### TASK REQUIREMENTS
Find the lines holding the string "name" in the data, then copy all of them.

### MATERIAL PROVIDED
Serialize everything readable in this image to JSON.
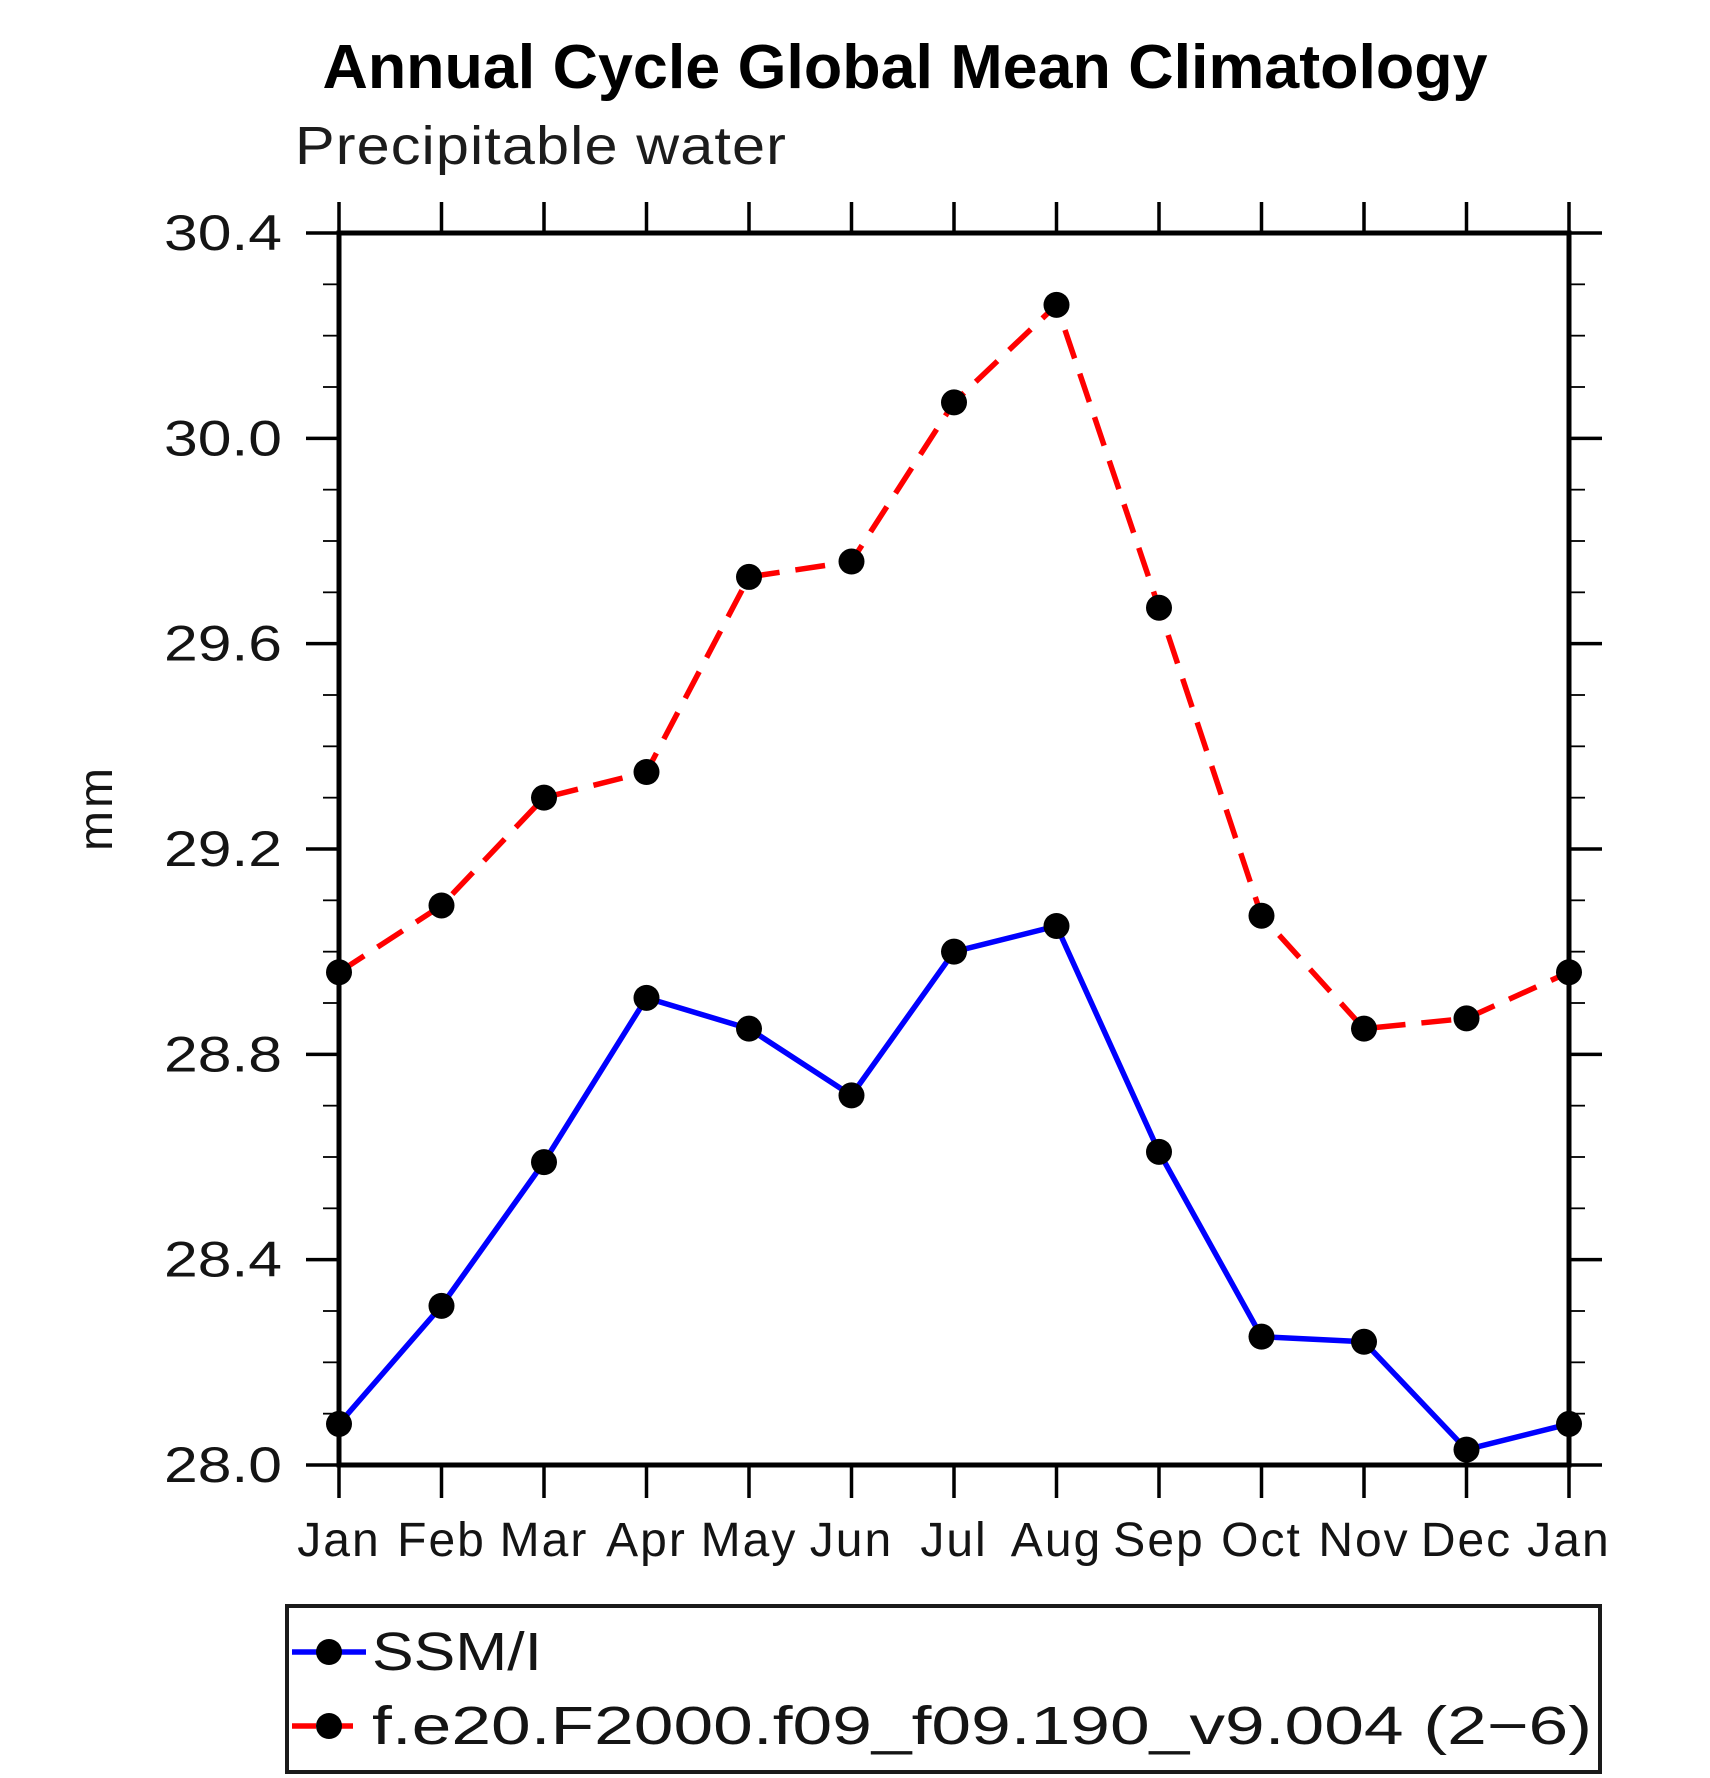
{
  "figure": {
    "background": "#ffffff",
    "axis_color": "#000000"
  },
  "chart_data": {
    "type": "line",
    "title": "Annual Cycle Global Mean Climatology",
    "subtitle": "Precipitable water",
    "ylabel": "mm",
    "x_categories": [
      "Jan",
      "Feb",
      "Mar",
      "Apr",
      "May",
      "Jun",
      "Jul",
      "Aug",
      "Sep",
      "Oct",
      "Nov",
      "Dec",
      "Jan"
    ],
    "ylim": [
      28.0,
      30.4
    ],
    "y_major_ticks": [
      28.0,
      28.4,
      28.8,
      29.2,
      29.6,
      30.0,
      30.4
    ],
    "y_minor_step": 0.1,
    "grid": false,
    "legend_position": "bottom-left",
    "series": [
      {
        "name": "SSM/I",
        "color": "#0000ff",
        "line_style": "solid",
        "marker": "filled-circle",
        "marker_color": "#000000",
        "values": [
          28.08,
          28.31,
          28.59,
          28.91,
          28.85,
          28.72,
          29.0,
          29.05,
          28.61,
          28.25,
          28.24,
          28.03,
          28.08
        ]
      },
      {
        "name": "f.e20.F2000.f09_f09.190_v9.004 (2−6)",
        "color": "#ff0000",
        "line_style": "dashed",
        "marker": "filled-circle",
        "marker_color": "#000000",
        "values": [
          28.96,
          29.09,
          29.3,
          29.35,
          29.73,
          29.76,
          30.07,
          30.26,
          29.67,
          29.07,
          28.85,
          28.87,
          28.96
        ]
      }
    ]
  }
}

--

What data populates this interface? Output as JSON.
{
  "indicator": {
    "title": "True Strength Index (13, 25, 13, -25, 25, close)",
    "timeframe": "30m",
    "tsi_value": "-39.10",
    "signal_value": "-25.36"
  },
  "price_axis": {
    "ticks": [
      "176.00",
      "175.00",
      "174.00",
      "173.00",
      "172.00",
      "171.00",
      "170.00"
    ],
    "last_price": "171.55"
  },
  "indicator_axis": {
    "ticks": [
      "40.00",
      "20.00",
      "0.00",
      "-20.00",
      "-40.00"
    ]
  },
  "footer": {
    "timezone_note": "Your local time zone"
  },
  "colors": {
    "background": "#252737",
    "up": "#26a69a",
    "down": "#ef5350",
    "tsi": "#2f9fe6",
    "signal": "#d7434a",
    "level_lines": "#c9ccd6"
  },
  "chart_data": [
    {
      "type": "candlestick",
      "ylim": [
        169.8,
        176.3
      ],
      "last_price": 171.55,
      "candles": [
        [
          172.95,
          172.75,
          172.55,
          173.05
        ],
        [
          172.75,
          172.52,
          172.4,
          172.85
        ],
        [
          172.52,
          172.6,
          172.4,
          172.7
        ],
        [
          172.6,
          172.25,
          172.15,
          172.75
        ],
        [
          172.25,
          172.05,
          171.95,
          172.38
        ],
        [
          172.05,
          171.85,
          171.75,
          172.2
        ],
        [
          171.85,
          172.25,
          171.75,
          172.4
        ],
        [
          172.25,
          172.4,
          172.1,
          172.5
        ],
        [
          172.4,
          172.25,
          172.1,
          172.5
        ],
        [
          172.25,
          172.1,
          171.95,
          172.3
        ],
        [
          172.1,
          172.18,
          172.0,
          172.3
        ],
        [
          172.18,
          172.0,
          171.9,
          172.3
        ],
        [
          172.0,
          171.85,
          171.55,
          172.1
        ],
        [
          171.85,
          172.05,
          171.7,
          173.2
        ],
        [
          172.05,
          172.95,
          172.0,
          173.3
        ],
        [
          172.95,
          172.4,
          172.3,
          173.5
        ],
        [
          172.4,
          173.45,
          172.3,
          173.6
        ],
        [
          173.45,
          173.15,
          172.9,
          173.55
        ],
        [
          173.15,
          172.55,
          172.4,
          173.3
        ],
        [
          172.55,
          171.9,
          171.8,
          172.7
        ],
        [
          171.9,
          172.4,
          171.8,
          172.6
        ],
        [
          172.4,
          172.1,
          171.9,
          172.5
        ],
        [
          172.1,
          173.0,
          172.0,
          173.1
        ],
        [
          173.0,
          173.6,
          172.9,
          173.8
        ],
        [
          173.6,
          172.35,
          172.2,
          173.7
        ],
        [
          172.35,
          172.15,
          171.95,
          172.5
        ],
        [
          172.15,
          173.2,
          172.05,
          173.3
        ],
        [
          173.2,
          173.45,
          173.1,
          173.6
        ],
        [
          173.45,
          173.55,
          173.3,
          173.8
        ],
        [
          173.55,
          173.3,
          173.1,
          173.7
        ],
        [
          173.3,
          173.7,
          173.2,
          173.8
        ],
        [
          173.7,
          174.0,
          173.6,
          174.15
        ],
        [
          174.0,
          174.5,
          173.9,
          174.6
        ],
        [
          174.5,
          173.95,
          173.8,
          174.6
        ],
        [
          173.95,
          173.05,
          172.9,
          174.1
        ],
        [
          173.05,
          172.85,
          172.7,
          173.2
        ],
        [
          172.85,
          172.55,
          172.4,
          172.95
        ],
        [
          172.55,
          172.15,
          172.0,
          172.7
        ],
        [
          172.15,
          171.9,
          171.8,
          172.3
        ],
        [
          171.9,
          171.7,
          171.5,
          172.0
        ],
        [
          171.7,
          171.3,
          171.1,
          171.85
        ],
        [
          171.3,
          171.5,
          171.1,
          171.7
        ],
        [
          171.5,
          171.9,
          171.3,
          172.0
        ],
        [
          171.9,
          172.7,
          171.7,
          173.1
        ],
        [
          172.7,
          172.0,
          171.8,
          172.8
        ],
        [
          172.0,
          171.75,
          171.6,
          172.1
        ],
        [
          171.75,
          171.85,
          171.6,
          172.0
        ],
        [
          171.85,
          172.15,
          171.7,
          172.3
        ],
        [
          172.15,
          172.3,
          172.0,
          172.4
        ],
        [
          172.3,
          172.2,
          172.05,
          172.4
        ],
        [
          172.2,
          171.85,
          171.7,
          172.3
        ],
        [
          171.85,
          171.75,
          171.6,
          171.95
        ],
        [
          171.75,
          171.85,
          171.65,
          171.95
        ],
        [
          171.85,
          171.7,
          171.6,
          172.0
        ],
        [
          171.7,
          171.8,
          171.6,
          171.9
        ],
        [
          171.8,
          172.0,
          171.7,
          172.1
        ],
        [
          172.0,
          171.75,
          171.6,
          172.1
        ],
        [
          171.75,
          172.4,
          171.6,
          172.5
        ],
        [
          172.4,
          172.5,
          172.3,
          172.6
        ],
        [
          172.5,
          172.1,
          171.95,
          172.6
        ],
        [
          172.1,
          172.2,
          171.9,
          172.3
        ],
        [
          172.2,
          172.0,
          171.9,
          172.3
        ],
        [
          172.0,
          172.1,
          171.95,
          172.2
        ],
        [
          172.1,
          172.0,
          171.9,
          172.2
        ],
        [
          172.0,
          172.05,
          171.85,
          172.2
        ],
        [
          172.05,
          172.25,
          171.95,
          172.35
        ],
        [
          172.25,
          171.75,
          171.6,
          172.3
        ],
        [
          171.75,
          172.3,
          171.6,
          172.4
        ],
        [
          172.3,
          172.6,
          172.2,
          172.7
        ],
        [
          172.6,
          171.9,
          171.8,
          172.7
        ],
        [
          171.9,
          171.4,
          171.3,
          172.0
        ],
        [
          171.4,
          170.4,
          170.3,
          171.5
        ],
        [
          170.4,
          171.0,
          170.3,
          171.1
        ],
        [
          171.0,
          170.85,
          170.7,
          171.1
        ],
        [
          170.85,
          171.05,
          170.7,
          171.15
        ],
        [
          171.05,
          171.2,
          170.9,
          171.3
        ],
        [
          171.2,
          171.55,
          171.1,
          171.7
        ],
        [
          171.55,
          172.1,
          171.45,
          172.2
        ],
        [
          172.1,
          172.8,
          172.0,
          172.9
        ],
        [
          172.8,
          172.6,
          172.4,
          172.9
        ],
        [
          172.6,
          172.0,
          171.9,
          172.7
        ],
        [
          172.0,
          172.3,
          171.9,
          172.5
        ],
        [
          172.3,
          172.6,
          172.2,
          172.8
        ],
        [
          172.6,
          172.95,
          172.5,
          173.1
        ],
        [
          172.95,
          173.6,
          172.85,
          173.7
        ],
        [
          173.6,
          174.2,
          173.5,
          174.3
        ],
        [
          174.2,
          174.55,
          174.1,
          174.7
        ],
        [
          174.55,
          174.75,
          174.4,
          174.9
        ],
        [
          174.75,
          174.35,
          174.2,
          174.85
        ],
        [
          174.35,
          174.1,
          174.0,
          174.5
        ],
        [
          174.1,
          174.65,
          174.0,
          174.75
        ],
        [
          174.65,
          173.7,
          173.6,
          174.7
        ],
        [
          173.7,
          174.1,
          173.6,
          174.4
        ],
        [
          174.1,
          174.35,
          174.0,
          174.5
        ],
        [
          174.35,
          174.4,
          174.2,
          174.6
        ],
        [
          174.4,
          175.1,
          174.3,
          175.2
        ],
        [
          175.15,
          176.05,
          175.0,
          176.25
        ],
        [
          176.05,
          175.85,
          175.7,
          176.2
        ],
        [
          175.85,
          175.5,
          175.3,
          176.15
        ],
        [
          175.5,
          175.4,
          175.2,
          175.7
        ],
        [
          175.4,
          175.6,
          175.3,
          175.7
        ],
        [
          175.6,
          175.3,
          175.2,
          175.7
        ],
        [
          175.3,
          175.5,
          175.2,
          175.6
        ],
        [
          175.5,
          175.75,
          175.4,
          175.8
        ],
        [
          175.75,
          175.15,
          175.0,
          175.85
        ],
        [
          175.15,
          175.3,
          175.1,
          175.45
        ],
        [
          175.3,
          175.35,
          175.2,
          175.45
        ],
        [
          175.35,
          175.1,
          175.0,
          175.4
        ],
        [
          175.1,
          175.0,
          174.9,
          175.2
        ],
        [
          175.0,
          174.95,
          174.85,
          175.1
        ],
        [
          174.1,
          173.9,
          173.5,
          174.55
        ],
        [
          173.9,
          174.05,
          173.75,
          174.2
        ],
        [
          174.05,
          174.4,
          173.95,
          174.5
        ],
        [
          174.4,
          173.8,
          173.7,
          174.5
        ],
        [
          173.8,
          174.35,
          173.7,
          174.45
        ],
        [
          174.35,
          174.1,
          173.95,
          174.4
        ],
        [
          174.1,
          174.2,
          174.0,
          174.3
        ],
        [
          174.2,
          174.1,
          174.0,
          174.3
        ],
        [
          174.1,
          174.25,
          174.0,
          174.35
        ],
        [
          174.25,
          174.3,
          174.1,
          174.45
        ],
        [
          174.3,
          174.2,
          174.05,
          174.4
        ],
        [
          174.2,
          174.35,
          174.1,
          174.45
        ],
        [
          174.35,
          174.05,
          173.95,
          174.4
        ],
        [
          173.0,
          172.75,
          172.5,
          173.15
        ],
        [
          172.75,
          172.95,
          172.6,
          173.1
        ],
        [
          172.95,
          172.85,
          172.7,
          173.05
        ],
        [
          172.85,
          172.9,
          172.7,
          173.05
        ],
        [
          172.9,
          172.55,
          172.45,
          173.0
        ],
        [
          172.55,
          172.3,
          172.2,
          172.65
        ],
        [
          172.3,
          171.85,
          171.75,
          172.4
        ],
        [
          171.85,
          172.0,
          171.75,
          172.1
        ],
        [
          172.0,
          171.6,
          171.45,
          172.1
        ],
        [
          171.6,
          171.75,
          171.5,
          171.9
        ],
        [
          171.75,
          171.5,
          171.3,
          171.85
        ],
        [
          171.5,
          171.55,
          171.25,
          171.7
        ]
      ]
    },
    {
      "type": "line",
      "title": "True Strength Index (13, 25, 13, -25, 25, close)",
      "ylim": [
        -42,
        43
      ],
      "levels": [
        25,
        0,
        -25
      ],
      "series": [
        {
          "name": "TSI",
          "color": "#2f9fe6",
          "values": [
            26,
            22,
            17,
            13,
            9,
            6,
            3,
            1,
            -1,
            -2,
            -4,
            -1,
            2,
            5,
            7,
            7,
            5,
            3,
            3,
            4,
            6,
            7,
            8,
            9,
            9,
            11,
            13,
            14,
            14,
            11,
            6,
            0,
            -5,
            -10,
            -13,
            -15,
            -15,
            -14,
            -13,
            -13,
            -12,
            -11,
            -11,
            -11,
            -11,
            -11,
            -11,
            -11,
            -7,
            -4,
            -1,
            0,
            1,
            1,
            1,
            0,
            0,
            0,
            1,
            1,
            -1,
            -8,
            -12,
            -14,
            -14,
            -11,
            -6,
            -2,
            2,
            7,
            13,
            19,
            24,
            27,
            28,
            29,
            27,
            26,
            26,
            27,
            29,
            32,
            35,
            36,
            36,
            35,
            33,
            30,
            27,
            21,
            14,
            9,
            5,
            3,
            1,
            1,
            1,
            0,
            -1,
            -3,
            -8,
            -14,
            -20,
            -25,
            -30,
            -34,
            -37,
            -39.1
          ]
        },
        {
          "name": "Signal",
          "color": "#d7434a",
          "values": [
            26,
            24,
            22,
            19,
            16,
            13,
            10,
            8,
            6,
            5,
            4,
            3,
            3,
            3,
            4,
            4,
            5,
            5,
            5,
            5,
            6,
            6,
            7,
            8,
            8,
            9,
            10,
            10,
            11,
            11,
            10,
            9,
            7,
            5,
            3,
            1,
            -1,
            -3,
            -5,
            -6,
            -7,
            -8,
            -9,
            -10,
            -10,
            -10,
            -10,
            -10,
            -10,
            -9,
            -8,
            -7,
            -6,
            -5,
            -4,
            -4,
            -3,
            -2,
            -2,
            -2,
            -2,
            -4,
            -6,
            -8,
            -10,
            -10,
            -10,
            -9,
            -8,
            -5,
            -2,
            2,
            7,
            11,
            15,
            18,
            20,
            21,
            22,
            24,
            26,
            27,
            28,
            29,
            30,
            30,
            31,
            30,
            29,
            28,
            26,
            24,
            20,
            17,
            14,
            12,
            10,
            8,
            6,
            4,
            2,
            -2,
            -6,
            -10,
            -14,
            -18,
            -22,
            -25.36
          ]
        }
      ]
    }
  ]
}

### REPLY
        "name": "SSM/I",
        "name": "f.e20.F2000.f09_f09.190_v9.004 (2−6)",
          "name": "TSI",
          "name": "Signal",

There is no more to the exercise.